*** Data section Section Begins ***

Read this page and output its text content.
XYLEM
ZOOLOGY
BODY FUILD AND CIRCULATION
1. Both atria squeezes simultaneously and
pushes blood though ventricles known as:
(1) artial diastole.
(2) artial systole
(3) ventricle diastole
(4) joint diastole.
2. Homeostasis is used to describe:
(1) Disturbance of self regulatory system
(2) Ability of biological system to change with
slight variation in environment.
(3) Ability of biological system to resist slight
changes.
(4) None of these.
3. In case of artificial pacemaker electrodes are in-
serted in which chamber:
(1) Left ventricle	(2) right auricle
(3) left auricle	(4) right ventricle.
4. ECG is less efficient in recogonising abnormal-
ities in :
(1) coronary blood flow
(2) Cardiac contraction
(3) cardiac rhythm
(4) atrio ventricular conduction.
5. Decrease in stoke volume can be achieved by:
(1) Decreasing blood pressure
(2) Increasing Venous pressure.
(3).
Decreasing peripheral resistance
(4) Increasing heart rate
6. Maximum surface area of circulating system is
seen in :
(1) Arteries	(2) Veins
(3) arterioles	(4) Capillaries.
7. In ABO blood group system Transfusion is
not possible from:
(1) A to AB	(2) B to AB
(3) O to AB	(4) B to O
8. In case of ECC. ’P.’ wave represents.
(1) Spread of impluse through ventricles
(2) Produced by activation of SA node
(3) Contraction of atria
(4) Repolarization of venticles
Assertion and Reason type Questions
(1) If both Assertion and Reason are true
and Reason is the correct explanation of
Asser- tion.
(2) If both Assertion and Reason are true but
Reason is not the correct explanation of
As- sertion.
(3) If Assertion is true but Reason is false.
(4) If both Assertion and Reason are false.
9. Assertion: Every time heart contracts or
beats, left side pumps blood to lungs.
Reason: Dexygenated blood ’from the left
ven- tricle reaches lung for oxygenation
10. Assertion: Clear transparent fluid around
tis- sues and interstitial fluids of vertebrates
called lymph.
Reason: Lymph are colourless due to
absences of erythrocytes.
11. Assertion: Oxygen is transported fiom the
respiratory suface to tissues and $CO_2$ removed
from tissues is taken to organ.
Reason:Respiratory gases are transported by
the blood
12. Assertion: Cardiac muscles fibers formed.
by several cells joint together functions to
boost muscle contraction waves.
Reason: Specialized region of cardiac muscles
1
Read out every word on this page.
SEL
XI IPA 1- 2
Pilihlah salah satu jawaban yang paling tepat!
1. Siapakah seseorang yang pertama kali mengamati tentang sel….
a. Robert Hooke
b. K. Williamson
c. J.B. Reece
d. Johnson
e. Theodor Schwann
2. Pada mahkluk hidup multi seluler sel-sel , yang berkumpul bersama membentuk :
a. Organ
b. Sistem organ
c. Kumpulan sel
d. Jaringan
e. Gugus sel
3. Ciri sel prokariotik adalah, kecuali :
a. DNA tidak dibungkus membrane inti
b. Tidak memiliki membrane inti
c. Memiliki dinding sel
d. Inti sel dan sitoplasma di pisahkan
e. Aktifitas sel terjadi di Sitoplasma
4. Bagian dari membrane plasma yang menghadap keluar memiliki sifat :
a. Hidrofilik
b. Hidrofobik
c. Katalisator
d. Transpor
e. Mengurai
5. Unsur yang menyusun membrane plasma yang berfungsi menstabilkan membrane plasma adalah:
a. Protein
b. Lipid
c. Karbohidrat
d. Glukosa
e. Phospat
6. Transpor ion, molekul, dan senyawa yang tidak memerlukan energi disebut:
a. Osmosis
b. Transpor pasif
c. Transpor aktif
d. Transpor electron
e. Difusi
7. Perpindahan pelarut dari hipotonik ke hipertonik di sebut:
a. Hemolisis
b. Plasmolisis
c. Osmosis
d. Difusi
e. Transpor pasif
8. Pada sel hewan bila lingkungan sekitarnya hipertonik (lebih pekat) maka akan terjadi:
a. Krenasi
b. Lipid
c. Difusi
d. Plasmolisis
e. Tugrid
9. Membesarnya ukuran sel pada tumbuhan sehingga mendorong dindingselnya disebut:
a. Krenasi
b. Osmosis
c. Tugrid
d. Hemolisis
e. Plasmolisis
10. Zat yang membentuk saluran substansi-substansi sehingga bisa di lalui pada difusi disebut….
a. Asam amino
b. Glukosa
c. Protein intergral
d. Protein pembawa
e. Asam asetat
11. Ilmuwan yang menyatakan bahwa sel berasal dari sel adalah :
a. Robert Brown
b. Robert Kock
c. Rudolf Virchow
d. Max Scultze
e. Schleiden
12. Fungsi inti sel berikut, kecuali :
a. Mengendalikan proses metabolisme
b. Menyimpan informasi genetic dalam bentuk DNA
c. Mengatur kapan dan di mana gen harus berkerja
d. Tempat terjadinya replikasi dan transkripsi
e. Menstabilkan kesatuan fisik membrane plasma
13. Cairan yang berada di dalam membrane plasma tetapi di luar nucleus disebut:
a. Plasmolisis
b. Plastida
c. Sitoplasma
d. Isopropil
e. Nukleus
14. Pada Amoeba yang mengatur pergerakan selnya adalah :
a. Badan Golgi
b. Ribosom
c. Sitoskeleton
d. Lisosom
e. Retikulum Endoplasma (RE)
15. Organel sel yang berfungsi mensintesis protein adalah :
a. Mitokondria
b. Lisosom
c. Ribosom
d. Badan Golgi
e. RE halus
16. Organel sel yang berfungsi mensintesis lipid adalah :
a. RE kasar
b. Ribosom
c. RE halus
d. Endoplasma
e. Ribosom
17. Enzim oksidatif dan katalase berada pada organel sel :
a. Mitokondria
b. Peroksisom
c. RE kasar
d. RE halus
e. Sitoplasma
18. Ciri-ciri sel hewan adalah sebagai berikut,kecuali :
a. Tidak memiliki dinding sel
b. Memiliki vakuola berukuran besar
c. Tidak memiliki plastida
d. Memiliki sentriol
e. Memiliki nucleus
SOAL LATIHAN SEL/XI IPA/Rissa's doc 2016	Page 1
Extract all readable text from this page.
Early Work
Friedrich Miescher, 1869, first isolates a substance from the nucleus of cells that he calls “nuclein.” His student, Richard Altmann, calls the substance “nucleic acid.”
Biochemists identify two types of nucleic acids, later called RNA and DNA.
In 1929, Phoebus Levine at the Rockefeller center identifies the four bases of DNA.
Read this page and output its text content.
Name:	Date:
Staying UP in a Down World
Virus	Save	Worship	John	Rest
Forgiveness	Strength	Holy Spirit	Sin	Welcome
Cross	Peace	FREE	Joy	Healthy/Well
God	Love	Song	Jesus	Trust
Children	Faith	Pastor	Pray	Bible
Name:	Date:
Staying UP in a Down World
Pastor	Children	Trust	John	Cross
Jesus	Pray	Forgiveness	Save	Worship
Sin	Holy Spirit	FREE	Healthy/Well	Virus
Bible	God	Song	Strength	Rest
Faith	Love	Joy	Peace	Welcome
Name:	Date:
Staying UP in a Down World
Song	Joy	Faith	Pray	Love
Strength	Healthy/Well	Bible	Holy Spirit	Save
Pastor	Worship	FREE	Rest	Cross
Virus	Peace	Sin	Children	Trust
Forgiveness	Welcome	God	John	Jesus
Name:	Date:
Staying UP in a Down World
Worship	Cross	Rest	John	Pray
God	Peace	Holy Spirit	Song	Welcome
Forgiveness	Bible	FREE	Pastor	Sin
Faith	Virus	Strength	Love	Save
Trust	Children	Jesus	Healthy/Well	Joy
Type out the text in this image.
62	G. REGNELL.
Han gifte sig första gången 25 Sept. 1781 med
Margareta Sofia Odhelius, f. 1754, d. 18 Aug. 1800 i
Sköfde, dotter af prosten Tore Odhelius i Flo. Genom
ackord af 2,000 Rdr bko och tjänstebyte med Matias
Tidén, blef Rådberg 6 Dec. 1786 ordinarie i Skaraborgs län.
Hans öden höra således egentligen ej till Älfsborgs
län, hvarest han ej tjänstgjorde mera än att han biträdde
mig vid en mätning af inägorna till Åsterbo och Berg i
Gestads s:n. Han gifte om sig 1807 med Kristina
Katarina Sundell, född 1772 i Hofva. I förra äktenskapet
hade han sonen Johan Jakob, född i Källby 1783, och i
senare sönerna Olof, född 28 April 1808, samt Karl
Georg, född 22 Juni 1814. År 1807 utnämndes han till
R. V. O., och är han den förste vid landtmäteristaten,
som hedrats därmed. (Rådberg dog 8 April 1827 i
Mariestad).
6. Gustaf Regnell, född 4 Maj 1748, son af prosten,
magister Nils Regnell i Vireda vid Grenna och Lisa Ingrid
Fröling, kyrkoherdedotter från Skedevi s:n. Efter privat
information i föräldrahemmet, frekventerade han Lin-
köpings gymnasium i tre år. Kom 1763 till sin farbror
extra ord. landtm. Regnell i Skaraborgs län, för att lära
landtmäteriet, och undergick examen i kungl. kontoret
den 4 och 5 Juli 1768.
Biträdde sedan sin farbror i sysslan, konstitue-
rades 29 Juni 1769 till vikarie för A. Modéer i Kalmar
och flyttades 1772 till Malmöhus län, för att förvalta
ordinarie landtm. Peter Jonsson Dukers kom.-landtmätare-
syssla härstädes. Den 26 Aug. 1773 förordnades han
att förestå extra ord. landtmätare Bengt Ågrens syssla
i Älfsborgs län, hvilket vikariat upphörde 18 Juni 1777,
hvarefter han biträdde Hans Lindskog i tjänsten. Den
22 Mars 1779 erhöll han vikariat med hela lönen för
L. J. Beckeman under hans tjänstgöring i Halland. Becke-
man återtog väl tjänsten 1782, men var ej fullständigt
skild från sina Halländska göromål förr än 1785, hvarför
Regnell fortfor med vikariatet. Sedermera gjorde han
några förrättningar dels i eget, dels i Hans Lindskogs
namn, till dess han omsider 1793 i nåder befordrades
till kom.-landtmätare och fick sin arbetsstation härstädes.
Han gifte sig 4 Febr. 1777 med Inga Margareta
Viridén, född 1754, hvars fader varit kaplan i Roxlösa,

*** Data section Section Ends ***

• _What the task asks_
Scan the data above and copy every line with "Älfsborgs" in it.

• _The answer_
Hans öden höra således egentligen ej till Älfsborgs
i Älfsborgs län, hvilket vikariat upphörde 18 Juni 1777,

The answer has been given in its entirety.